[START OF Material for the task]
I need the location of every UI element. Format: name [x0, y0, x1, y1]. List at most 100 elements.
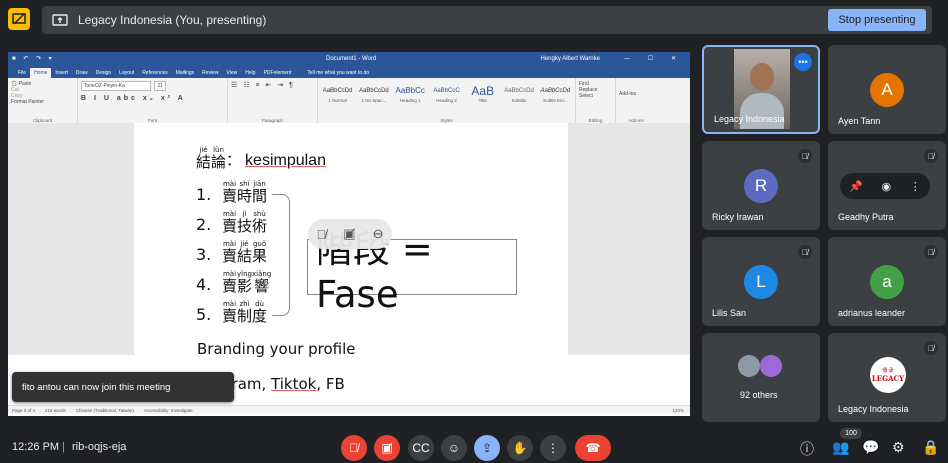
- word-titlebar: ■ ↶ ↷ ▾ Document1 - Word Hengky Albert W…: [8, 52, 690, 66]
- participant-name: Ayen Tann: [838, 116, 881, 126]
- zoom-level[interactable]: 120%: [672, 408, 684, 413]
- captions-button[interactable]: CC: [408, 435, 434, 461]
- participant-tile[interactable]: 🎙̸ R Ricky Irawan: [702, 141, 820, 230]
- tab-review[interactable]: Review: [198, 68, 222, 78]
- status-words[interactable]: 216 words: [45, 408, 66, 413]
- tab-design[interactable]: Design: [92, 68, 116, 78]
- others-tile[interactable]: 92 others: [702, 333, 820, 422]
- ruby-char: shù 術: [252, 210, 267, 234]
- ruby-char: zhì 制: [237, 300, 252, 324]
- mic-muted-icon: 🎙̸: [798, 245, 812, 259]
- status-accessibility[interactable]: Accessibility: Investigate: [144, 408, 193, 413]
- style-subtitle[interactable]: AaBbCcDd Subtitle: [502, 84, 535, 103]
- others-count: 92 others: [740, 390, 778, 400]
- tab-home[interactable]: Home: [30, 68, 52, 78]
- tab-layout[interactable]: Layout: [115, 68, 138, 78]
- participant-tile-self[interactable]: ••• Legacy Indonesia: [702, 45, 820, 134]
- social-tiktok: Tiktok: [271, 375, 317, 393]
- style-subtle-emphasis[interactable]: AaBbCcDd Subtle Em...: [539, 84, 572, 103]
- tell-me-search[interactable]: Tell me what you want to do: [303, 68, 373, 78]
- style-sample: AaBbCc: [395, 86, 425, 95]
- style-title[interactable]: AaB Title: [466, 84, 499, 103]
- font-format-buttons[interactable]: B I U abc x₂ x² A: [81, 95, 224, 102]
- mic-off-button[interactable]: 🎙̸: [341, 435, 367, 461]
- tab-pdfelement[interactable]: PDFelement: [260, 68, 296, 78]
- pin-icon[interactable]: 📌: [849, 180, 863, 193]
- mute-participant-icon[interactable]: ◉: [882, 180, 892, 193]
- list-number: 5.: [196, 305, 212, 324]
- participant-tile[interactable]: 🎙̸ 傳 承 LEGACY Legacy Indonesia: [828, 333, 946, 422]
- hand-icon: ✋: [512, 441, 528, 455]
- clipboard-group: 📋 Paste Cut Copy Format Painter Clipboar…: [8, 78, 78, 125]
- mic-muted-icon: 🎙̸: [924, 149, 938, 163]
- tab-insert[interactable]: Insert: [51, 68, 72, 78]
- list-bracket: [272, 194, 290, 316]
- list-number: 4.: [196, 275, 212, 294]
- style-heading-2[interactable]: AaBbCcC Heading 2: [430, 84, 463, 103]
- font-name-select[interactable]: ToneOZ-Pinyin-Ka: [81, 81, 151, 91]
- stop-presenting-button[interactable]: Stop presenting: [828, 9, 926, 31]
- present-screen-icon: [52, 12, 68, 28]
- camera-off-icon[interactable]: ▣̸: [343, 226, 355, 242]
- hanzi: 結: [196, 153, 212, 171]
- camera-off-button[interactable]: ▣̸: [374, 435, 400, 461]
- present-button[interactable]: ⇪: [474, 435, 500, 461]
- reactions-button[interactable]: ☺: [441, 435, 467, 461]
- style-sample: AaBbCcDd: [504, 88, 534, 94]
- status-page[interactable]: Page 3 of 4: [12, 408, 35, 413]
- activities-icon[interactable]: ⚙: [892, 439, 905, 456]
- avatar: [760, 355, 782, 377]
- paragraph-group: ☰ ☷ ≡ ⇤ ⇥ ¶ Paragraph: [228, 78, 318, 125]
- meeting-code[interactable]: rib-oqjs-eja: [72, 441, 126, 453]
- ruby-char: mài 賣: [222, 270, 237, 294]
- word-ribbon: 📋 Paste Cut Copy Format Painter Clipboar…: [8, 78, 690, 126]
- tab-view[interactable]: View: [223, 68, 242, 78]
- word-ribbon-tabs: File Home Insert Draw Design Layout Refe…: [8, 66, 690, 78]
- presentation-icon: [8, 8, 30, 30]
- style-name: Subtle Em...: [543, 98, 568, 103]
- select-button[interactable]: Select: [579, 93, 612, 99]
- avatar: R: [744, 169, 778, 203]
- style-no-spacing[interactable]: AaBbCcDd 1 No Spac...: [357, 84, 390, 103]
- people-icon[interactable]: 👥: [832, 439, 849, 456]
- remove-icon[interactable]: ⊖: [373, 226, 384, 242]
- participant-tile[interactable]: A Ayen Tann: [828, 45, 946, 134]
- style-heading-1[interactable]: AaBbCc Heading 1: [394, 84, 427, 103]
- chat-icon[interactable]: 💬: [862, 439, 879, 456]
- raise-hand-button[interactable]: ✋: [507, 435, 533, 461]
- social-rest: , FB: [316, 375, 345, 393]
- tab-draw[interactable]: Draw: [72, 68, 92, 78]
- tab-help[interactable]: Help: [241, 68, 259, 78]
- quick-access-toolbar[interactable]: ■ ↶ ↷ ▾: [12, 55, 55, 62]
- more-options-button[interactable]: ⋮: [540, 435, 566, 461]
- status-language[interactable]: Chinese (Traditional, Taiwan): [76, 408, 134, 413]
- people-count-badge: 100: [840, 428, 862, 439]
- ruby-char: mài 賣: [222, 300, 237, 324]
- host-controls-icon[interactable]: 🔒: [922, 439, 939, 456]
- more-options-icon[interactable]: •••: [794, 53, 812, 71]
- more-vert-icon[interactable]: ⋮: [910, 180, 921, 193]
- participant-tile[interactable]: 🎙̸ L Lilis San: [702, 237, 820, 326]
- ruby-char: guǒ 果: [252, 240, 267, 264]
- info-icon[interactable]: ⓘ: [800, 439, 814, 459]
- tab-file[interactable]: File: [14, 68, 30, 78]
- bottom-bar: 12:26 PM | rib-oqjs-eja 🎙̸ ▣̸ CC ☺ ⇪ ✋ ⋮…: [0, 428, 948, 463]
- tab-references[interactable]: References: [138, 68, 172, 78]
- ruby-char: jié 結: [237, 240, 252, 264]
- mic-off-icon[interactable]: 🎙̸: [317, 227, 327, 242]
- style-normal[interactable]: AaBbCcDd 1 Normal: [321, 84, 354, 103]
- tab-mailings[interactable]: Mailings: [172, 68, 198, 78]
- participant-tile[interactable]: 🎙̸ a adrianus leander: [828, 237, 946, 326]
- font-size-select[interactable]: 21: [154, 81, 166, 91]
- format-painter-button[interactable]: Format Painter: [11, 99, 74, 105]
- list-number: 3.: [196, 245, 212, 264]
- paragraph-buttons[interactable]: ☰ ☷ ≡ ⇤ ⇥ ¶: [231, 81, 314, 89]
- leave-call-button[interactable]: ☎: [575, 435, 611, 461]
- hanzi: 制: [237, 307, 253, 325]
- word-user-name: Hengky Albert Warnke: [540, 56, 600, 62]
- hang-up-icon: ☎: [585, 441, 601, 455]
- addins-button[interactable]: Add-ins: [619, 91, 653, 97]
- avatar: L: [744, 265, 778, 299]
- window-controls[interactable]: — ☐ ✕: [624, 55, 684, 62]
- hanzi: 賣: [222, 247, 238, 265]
[END OF Material for the task]
[START OF Material for the task]
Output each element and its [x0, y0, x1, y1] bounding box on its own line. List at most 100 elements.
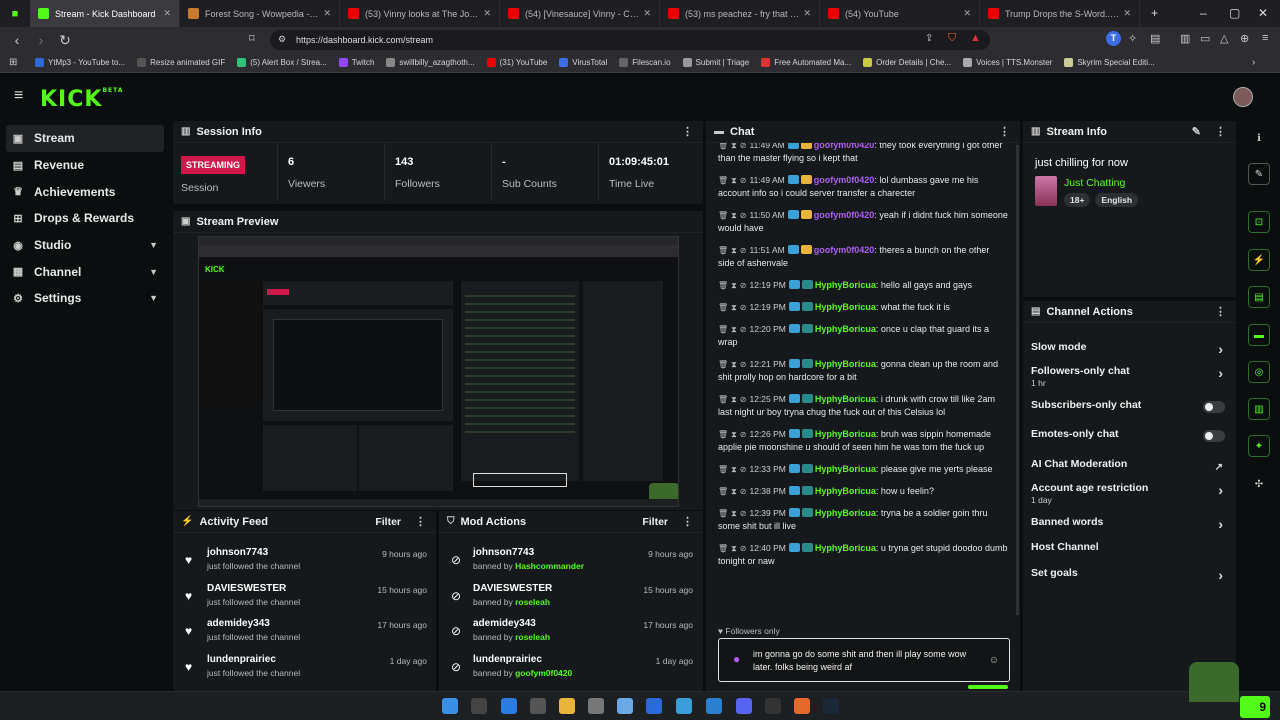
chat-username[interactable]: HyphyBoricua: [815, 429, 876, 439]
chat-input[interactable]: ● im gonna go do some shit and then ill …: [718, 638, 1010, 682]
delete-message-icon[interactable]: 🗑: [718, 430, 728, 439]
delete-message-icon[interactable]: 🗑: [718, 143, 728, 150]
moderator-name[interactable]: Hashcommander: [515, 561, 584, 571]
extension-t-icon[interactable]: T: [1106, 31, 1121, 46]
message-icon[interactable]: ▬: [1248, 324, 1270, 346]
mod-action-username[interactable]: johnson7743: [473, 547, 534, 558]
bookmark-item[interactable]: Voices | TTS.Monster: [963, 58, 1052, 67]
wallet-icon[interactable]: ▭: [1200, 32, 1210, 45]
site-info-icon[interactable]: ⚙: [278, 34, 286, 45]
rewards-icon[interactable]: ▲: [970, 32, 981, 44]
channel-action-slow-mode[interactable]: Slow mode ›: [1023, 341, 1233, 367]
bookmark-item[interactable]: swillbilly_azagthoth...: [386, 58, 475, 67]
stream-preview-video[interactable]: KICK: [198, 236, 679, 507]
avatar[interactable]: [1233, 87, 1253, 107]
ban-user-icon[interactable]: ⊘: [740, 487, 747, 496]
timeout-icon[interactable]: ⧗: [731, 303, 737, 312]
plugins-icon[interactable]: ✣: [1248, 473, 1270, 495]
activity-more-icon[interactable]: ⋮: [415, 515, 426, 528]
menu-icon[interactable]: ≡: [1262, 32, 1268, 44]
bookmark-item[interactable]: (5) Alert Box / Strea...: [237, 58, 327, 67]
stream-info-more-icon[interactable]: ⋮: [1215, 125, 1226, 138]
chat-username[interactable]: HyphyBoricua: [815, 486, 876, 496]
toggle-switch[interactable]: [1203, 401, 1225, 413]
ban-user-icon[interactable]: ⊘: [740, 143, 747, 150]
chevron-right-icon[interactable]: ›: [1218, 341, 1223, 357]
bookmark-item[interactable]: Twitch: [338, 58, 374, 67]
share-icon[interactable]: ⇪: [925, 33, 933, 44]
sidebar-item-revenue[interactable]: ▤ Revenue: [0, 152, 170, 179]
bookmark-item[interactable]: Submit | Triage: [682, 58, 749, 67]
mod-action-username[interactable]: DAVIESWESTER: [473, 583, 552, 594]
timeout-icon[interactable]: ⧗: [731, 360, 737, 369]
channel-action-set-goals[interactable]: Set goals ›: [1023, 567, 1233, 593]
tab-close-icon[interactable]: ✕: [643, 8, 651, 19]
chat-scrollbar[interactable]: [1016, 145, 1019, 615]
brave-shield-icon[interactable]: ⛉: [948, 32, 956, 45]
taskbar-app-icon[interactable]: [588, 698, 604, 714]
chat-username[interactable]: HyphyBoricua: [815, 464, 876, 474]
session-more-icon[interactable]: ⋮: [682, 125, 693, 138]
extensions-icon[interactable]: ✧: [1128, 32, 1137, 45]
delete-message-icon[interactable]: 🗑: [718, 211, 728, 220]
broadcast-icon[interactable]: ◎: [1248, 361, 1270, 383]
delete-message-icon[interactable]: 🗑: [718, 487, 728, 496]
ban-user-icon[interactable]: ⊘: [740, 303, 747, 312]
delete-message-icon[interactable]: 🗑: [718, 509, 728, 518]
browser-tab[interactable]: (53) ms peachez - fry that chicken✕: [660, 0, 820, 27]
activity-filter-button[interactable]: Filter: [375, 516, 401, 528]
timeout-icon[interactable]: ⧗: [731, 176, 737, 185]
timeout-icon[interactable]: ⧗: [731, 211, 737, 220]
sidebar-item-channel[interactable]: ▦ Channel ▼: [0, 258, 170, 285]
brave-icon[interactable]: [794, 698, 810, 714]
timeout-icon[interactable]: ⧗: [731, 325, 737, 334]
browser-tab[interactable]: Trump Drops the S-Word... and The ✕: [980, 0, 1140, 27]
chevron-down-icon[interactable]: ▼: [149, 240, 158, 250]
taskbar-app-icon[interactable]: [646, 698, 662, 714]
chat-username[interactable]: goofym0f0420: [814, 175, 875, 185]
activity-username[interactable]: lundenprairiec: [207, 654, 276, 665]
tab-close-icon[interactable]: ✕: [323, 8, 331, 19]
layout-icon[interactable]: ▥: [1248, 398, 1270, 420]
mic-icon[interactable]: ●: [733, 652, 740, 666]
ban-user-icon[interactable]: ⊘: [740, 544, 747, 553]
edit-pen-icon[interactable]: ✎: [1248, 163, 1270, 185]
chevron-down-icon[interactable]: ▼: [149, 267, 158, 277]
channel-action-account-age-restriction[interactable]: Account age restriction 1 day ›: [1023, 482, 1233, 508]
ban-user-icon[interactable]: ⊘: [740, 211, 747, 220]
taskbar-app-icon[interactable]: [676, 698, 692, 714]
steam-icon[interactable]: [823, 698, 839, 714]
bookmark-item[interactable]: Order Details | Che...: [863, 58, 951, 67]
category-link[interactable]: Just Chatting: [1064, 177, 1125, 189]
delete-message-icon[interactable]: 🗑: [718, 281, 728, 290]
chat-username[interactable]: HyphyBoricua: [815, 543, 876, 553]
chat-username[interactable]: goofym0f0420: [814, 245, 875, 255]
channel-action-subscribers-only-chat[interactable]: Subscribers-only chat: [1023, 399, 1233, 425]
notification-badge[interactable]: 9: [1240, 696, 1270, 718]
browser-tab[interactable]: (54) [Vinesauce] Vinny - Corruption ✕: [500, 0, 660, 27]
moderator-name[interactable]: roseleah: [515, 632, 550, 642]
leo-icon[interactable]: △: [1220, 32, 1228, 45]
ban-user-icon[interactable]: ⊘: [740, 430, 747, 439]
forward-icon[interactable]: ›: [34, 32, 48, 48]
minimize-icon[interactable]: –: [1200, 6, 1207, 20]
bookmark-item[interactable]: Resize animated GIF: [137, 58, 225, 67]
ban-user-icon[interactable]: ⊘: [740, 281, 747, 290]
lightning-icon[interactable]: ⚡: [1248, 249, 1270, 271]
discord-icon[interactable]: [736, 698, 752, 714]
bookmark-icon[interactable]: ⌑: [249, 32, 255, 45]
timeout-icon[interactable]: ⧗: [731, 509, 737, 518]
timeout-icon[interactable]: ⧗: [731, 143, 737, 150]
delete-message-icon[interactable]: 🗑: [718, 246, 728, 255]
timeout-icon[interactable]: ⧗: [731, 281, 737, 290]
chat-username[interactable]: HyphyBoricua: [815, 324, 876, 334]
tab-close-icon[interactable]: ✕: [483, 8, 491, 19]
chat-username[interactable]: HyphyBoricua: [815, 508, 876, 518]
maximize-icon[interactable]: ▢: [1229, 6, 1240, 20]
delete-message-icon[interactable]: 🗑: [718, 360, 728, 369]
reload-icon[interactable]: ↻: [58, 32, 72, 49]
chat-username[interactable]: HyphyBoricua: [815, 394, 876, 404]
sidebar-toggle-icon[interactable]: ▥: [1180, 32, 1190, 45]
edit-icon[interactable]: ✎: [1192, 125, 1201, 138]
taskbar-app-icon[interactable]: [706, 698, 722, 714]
[END OF Material for the task]
[START OF Material for the task]
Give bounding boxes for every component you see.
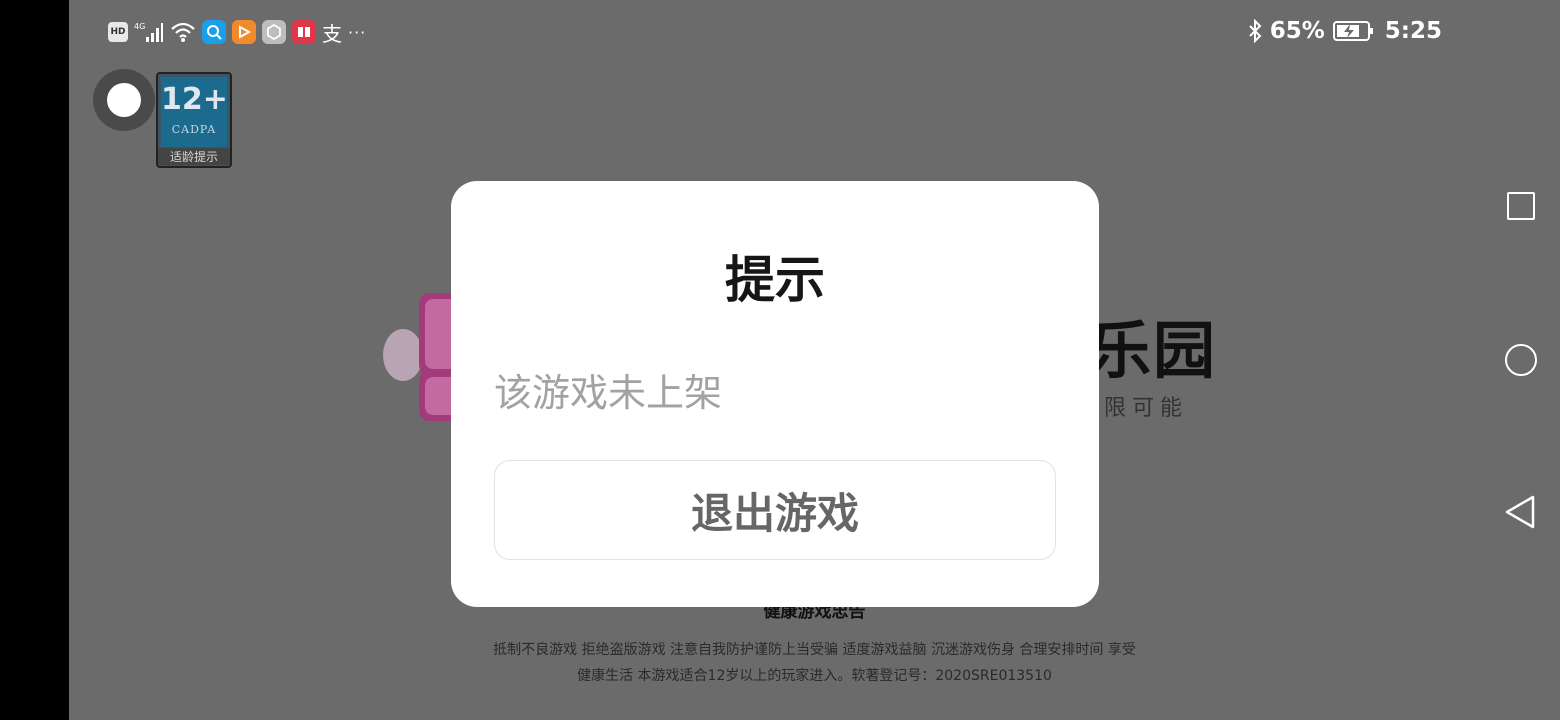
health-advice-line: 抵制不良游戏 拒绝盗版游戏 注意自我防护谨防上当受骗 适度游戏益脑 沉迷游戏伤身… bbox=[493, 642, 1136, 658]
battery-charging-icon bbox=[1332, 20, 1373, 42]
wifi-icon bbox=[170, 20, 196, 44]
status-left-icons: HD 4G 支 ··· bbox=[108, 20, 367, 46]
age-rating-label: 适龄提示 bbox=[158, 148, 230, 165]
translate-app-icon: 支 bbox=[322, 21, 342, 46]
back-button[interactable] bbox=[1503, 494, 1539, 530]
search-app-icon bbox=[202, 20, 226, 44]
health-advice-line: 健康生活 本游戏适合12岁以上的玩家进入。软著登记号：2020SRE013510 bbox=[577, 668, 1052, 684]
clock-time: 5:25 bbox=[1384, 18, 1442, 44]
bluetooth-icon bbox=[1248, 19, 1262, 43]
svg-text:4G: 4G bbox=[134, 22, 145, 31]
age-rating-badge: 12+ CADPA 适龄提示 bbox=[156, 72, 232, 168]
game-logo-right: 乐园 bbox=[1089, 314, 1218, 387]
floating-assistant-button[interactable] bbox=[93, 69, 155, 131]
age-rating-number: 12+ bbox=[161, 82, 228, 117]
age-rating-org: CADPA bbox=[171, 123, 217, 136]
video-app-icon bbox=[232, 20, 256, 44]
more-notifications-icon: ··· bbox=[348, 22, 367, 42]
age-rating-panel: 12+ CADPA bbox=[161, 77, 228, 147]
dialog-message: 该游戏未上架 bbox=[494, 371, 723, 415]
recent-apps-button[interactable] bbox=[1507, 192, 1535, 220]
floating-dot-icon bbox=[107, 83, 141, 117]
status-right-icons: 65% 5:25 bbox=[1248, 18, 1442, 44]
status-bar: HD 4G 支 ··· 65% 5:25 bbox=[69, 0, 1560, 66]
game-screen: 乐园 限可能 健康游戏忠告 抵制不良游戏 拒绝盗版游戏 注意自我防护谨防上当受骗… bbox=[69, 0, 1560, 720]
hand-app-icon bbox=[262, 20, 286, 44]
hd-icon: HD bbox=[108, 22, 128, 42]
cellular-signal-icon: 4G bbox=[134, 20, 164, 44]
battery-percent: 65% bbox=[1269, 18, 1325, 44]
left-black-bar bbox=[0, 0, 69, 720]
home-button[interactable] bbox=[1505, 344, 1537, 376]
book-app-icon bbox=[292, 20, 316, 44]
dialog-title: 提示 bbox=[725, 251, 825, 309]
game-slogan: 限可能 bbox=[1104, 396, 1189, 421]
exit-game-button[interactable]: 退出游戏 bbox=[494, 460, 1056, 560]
[END OF Material for the task]
Prompt => Rewrite the records starting with the line with "chat-username[interactable]: HyphyBoricua: [815, 429, 876, 439]" and going on through the line with "delete-message-icon[interactable]: 🗑: [718, 143, 728, 150]", changing "delete-message-icon" to "remove-message-icon" and leaving everything else the same.

Completed exercise =>
chat-username[interactable]: HyphyBoricua: [815, 429, 876, 439]
chat-input[interactable]: ● im gonna go do some shit and then ill …: [718, 638, 1010, 682]
remove-message-icon[interactable]: 🗑: [718, 430, 728, 439]
remove-message-icon[interactable]: 🗑: [718, 143, 728, 150]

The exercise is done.